▶ [Listed entries]

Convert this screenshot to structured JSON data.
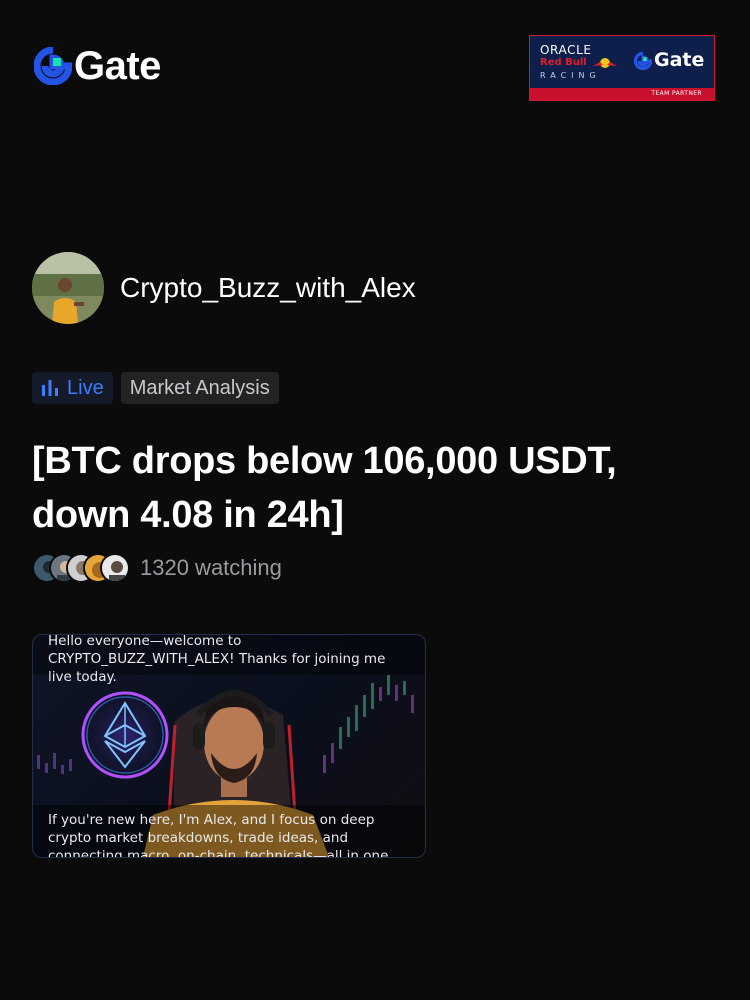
{
  "brand": {
    "name": "Gate",
    "accent": "#2354e6",
    "accent2": "#17e5b0"
  },
  "partner_badge": {
    "oracle": "ORACLE",
    "redbull": "Red Bull",
    "racing": "RACING",
    "gate": "Gate",
    "strip": "TEAM PARTNER"
  },
  "streamer": {
    "username": "Crypto_Buzz_with_Alex"
  },
  "tags": {
    "live": "Live",
    "topic": "Market Analysis",
    "live_color": "#3d7bff"
  },
  "stream": {
    "title": "[BTC drops below 106,000 USDT, down 4.08 in 24h]",
    "watching": "1320 watching"
  },
  "video": {
    "caption_top": "Hello everyone—welcome to CRYPTO_BUZZ_WITH_ALEX! Thanks for joining me live today.",
    "caption_bottom": "If you're new here, I'm Alex, and I focus on deep crypto market breakdowns, trade ideas, and connecting macro, on-chain, technicals—all in one stream."
  }
}
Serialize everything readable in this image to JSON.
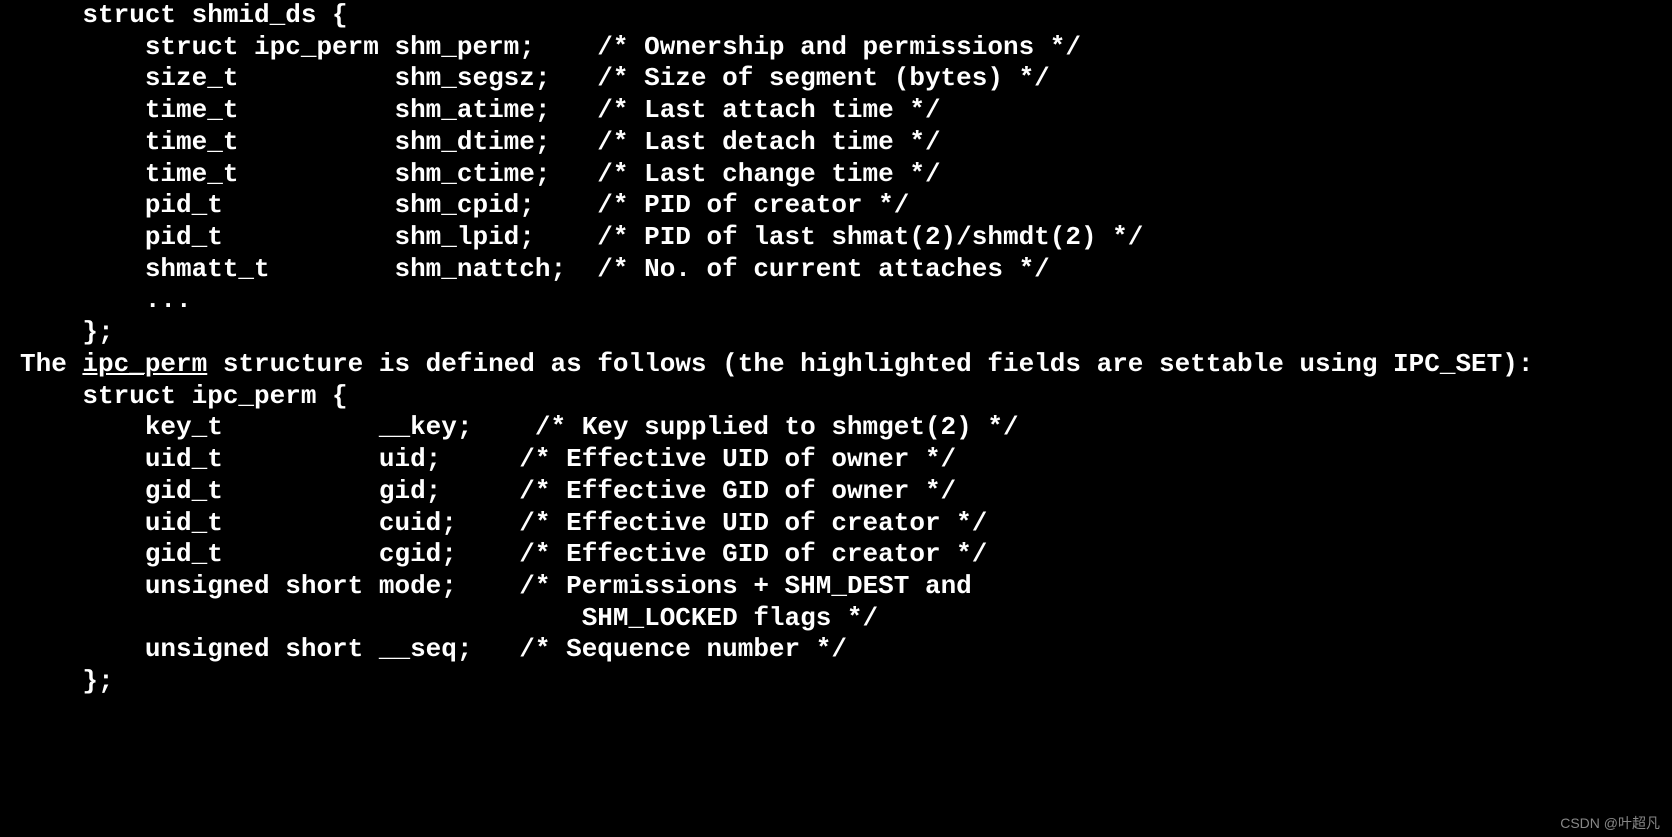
{
  "struct1": {
    "header": "    struct shmid_ds {",
    "lines": [
      "        struct ipc_perm shm_perm;    /* Ownership and permissions */",
      "        size_t          shm_segsz;   /* Size of segment (bytes) */",
      "        time_t          shm_atime;   /* Last attach time */",
      "        time_t          shm_dtime;   /* Last detach time */",
      "        time_t          shm_ctime;   /* Last change time */",
      "        pid_t           shm_cpid;    /* PID of creator */",
      "        pid_t           shm_lpid;    /* PID of last shmat(2)/shmdt(2) */",
      "        shmatt_t        shm_nattch;  /* No. of current attaches */",
      "        ...",
      "    };"
    ]
  },
  "description": {
    "prefix": "The ",
    "underlined": "ipc_perm",
    "middle": " structure is defined as follows (the highlighted fields are settable using ",
    "bold1": "IPC_SET",
    "suffix": "):"
  },
  "struct2": {
    "header": "    struct ipc_perm {",
    "line1_pre": "        key_t          __key;    /* Key supplied to shmget(2) */",
    "line2_pre": "        uid_t          ",
    "line2_bold": "uid",
    "line2_post": ";     /* Effective UID of owner */",
    "line3_pre": "        gid_t          ",
    "line3_bold": "gid",
    "line3_post": ";     /* Effective GID of owner */",
    "line4": "        uid_t          cuid;    /* Effective UID of creator */",
    "line5": "        gid_t          cgid;    /* Effective GID of creator */",
    "line6_pre": "        unsigned short ",
    "line6_bold": "mode",
    "line6_post": ";    /* ",
    "line6_bold2": "Permissions",
    "line6_post2": " + SHM_DEST and",
    "line7": "                                    SHM_LOCKED flags */",
    "line8": "        unsigned short __seq;   /* Sequence number */",
    "footer": "    };"
  },
  "watermark": "CSDN @叶超凡"
}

▶ [Exercise requirements] Go through the listing above and return every line where the word "time" occurs.

▶ [Output]
      "        time_t          shm_atime;   /* Last attach time */",
      "        time_t          shm_dtime;   /* Last detach time */",
      "        time_t          shm_ctime;   /* Last change time */",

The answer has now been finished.